___ PROVIDED INFORMATION ___

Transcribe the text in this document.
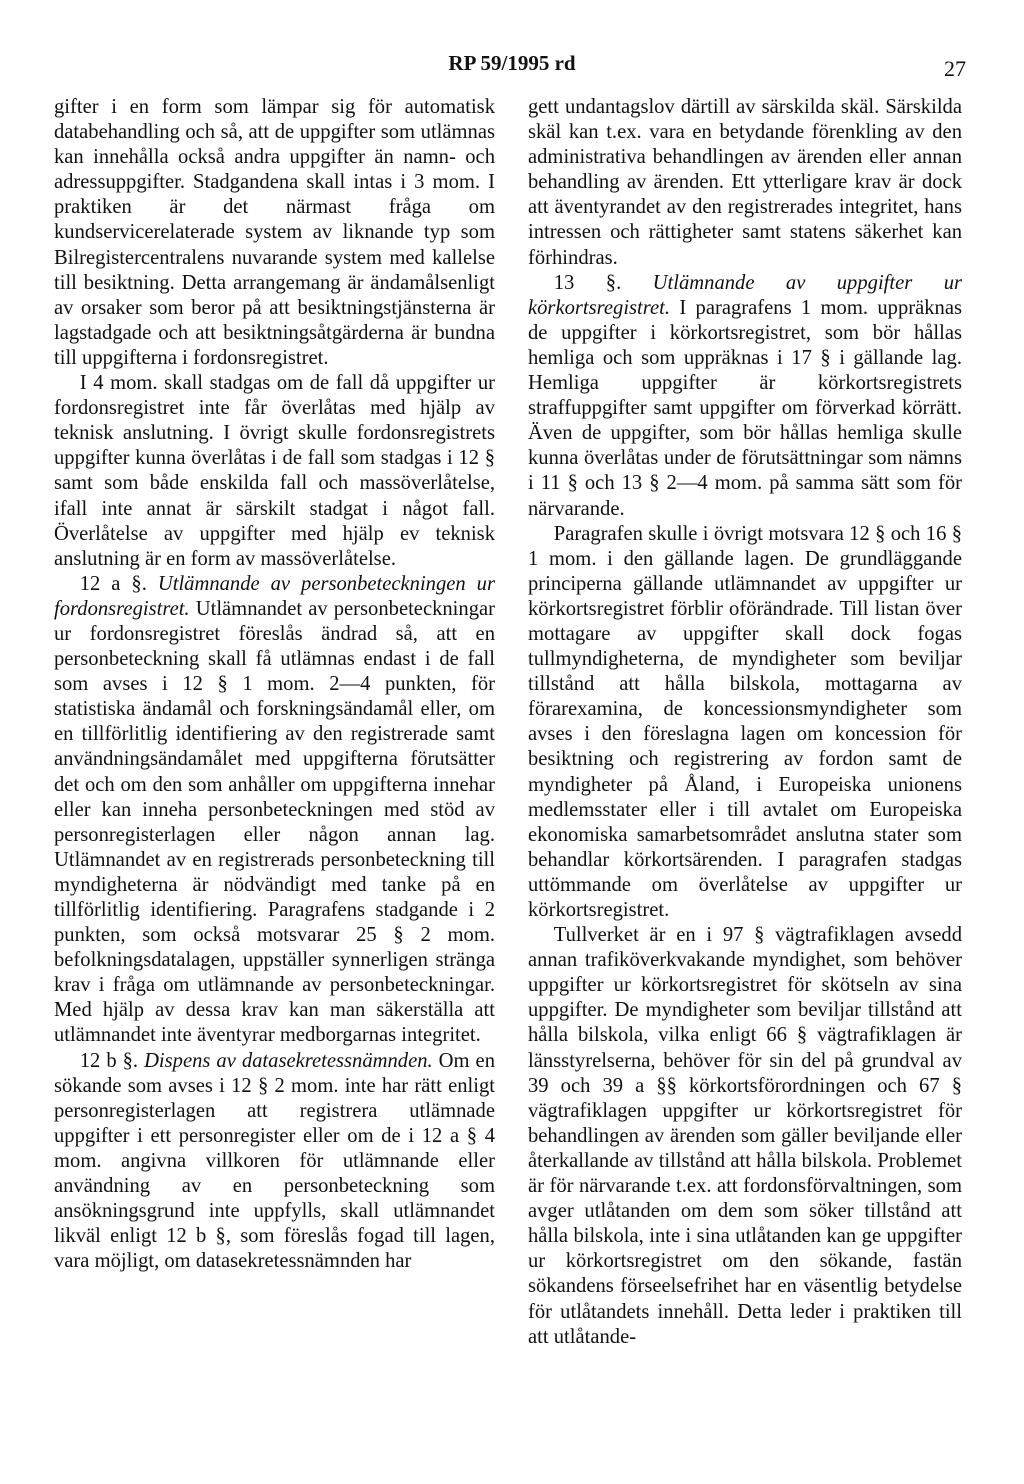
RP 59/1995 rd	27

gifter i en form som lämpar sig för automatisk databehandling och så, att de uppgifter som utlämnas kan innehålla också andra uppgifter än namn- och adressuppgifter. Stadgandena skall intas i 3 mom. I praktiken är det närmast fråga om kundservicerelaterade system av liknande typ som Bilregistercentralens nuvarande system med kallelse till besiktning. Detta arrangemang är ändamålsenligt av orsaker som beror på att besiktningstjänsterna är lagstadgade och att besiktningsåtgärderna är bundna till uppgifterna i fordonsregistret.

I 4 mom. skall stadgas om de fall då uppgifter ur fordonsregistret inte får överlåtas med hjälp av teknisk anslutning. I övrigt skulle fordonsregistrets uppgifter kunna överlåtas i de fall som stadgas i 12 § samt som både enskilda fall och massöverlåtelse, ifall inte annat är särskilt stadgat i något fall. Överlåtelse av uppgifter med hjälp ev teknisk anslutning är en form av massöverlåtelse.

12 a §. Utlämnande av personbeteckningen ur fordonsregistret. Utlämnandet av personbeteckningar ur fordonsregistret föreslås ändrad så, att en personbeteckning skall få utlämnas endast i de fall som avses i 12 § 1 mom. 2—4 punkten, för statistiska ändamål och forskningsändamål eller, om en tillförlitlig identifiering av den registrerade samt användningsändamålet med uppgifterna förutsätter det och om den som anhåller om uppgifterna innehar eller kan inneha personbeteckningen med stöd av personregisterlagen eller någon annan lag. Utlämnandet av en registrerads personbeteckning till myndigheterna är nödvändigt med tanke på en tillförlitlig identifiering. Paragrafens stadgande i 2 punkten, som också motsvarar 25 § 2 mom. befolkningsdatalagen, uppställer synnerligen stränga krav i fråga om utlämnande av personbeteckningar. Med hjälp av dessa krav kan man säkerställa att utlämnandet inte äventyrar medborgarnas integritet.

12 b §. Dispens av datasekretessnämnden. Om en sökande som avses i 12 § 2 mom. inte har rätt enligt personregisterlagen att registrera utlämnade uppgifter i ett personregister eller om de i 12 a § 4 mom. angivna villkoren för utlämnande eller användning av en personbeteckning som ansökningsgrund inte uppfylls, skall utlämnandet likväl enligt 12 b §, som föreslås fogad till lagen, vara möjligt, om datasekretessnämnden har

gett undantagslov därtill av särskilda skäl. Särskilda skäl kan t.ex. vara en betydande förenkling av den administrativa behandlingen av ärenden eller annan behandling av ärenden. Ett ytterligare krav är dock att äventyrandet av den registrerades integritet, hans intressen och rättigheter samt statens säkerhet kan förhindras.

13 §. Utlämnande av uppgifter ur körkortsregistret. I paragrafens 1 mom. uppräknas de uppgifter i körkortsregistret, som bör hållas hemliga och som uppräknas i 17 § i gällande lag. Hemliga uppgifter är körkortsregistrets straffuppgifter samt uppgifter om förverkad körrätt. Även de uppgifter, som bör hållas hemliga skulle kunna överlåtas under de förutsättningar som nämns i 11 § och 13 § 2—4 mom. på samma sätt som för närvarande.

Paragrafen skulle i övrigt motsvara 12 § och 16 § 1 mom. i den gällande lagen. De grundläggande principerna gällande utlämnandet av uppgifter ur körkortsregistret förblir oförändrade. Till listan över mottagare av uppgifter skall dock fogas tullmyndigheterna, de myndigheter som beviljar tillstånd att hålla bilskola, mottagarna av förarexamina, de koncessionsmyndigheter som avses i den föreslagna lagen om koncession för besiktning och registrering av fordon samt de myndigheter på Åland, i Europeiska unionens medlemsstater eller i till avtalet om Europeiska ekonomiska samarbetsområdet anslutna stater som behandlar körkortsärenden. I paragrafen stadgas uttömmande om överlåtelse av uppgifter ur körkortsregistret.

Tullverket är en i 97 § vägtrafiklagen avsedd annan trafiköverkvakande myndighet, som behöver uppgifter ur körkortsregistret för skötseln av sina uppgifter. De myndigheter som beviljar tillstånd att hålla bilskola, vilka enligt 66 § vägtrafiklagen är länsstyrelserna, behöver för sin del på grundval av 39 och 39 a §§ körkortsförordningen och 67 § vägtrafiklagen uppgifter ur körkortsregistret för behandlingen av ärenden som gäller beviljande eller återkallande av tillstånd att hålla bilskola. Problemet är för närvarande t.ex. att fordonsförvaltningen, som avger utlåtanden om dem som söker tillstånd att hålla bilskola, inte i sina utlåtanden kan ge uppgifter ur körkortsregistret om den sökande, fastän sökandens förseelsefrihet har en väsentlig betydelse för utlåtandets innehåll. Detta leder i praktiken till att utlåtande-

___
___ PROVIDED INFORMATION ___

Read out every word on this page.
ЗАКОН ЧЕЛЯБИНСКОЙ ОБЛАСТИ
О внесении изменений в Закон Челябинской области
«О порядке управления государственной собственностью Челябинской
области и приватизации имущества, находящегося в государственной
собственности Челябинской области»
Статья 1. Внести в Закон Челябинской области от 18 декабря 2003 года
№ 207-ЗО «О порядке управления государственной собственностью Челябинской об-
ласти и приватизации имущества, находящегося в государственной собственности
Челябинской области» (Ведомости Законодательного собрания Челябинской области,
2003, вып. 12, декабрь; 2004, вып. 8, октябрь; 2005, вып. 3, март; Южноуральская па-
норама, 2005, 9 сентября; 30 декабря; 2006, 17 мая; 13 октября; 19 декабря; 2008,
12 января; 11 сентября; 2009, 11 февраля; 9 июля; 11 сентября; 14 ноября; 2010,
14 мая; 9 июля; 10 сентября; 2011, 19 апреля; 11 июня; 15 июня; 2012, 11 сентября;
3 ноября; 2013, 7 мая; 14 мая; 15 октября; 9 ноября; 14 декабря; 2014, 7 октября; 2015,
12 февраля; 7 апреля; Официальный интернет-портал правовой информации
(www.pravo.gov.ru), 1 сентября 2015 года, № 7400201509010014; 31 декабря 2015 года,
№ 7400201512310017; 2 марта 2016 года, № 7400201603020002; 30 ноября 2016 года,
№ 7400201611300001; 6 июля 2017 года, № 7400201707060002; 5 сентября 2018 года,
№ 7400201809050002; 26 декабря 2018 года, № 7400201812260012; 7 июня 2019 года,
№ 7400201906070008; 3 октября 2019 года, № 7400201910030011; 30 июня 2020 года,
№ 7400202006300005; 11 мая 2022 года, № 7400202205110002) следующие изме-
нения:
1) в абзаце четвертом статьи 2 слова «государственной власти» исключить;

___
___ PROVIDED INFORMATION ___

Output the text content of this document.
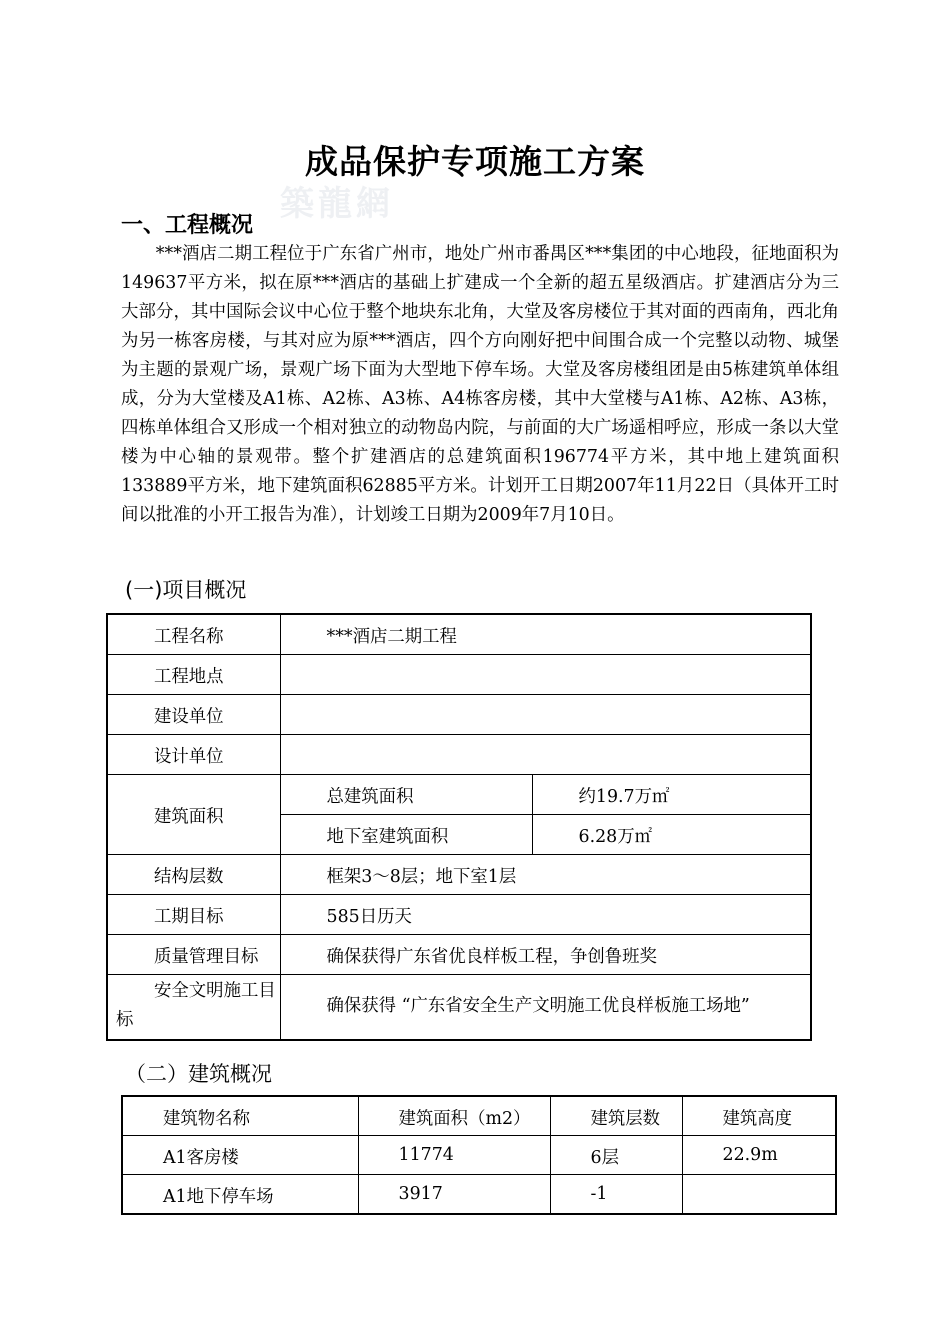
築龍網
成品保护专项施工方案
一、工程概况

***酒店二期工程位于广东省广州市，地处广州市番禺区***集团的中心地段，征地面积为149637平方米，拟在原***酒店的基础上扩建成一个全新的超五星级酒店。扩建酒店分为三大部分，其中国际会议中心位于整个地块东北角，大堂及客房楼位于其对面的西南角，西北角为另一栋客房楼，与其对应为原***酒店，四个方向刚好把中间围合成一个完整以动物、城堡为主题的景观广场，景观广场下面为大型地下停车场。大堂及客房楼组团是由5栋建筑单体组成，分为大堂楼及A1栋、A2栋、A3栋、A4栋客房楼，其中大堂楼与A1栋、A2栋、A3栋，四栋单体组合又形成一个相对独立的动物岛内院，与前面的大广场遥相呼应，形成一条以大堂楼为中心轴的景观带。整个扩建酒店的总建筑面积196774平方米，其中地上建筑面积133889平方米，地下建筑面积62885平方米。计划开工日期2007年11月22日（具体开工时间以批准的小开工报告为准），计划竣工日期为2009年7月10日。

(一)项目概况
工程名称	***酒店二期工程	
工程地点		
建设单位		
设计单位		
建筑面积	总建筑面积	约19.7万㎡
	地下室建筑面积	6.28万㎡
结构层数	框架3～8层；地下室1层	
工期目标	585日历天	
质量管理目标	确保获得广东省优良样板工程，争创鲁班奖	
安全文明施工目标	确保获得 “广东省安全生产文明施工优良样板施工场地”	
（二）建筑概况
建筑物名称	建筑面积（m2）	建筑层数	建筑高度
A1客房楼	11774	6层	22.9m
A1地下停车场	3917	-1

___

== PROBLEM ==
Pull every line containing the word "находящегося" out of the entries above.

== SOLUTION ==
области и приватизации имущества, находящегося в государственной
ласти и приватизации имущества, находящегося в государственной собственности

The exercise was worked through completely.